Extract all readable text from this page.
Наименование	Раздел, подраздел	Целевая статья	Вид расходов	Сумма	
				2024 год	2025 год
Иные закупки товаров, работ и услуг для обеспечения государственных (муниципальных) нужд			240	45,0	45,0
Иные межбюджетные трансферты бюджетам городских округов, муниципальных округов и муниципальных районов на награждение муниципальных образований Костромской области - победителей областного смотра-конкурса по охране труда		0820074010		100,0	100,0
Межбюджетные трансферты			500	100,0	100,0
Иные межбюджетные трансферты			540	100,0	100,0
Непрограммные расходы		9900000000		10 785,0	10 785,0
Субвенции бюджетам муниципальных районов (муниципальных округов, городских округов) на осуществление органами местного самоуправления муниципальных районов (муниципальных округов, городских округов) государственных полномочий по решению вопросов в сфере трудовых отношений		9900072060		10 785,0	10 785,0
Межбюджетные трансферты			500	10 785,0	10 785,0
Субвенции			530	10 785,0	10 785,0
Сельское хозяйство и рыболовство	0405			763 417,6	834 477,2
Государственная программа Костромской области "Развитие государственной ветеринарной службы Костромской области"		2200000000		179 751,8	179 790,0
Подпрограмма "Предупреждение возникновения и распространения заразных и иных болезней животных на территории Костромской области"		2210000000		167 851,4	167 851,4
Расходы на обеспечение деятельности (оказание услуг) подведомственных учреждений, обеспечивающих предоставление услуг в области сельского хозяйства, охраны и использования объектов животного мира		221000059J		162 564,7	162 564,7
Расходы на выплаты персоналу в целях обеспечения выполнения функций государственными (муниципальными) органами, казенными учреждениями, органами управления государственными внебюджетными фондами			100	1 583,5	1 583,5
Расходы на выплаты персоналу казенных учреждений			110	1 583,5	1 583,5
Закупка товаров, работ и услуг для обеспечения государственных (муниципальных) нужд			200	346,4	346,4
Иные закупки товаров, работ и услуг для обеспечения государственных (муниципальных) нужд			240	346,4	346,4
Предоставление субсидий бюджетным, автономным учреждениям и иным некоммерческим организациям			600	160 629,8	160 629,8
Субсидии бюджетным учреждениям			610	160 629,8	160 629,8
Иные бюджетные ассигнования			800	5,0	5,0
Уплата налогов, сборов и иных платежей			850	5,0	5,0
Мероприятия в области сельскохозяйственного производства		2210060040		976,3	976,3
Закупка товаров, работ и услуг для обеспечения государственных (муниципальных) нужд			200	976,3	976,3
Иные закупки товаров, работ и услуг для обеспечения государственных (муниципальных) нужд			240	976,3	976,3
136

### [WHAT NEEDS TO BE DONE]
Within the listing, how many lines hold the word "работ"? Only the number is to be given.

### [SOLUTION]
5